Begin Recorded data

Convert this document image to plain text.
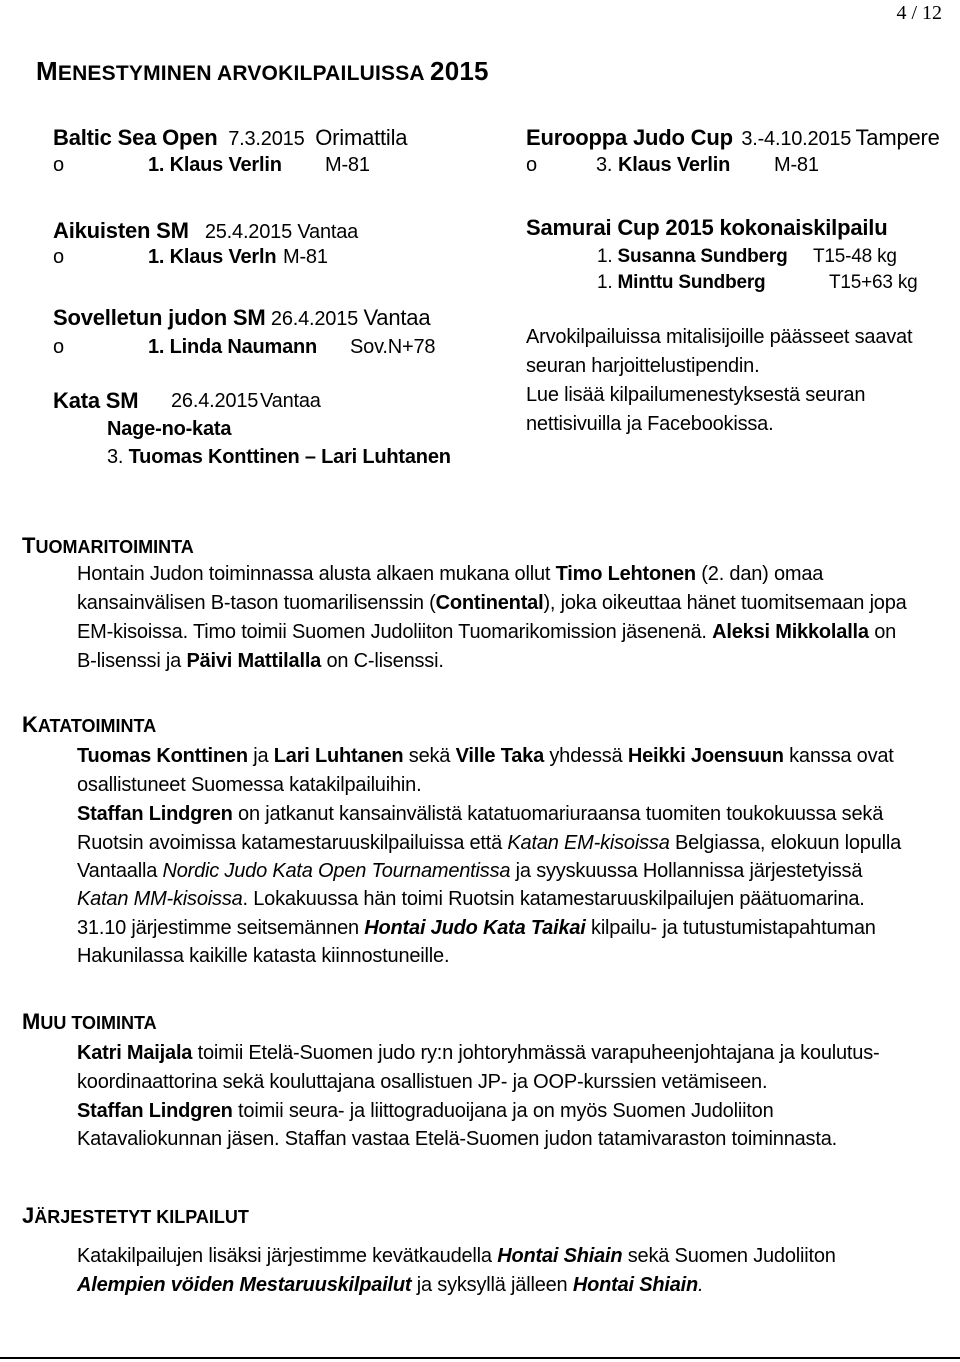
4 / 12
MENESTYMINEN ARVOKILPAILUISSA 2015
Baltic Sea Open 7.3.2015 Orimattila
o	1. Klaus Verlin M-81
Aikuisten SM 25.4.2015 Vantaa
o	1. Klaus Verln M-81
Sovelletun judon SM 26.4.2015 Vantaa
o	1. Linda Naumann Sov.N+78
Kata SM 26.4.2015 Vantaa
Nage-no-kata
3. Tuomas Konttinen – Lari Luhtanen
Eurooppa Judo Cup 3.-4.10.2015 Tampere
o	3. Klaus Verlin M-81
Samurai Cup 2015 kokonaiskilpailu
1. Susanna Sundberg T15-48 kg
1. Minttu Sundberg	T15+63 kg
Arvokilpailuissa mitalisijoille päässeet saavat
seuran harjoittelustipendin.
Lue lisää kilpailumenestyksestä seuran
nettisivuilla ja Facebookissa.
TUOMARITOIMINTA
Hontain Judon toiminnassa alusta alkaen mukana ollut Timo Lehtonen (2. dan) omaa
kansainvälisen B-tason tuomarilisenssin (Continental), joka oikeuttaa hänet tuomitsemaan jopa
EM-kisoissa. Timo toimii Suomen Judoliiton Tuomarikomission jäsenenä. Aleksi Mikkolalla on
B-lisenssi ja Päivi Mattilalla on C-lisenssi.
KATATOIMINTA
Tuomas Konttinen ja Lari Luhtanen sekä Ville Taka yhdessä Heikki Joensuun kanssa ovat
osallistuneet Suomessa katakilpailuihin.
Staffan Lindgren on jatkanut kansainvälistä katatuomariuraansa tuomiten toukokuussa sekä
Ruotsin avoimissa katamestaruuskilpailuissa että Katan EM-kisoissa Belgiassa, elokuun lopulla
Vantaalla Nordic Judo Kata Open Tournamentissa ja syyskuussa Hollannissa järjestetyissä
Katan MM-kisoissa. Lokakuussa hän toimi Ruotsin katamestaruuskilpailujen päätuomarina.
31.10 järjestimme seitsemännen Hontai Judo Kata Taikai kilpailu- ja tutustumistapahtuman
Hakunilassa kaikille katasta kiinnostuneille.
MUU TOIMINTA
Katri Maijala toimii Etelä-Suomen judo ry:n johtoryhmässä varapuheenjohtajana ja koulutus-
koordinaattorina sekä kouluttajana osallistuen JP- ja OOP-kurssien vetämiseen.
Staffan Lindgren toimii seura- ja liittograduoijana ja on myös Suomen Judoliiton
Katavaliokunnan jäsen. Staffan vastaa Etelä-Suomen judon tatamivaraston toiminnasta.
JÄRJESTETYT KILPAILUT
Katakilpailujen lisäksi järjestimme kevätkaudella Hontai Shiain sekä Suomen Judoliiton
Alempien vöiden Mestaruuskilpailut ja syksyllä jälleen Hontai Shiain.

End Recorded data

• **Written problem**
Pictures in the records above are left out; print everything else exactly as written.

• **The answer**
Convert this document image to plain text.
4 / 12
MENESTYMINEN ARVOKILPAILUISSA 2015
Baltic Sea Open 7.3.2015 Orimattila
o	1. Klaus Verlin M-81
Aikuisten SM 25.4.2015 Vantaa
o	1. Klaus Verln M-81
Sovelletun judon SM 26.4.2015 Vantaa
o	1. Linda Naumann Sov.N+78
Kata SM 26.4.2015 Vantaa
Nage-no-kata
3. Tuomas Konttinen – Lari Luhtanen
Eurooppa Judo Cup 3.-4.10.2015 Tampere
o	3. Klaus Verlin M-81
Samurai Cup 2015 kokonaiskilpailu
1. Susanna Sundberg T15-48 kg
1. Minttu Sundberg	T15+63 kg
Arvokilpailuissa mitalisijoille päässeet saavat
seuran harjoittelustipendin.
Lue lisää kilpailumenestyksestä seuran
nettisivuilla ja Facebookissa.
TUOMARITOIMINTA
Hontain Judon toiminnassa alusta alkaen mukana ollut Timo Lehtonen (2. dan) omaa
kansainvälisen B-tason tuomarilisenssin (Continental), joka oikeuttaa hänet tuomitsemaan jopa
EM-kisoissa. Timo toimii Suomen Judoliiton Tuomarikomission jäsenenä. Aleksi Mikkolalla on
B-lisenssi ja Päivi Mattilalla on C-lisenssi.
KATATOIMINTA
Tuomas Konttinen ja Lari Luhtanen sekä Ville Taka yhdessä Heikki Joensuun kanssa ovat
osallistuneet Suomessa katakilpailuihin.
Staffan Lindgren on jatkanut kansainvälistä katatuomariuraansa tuomiten toukokuussa sekä
Ruotsin avoimissa katamestaruuskilpailuissa että Katan EM-kisoissa Belgiassa, elokuun lopulla
Vantaalla Nordic Judo Kata Open Tournamentissa ja syyskuussa Hollannissa järjestetyissä
Katan MM-kisoissa. Lokakuussa hän toimi Ruotsin katamestaruuskilpailujen päätuomarina.
31.10 järjestimme seitsemännen Hontai Judo Kata Taikai kilpailu- ja tutustumistapahtuman
Hakunilassa kaikille katasta kiinnostuneille.
MUU TOIMINTA
Katri Maijala toimii Etelä-Suomen judo ry:n johtoryhmässä varapuheenjohtajana ja koulutus-
koordinaattorina sekä kouluttajana osallistuen JP- ja OOP-kurssien vetämiseen.
Staffan Lindgren toimii seura- ja liittograduoijana ja on myös Suomen Judoliiton
Katavaliokunnan jäsen. Staffan vastaa Etelä-Suomen judon tatamivaraston toiminnasta.
JÄRJESTETYT KILPAILUT
Katakilpailujen lisäksi järjestimme kevätkaudella Hontai Shiain sekä Suomen Judoliiton
Alempien vöiden Mestaruuskilpailut ja syksyllä jälleen Hontai Shiain.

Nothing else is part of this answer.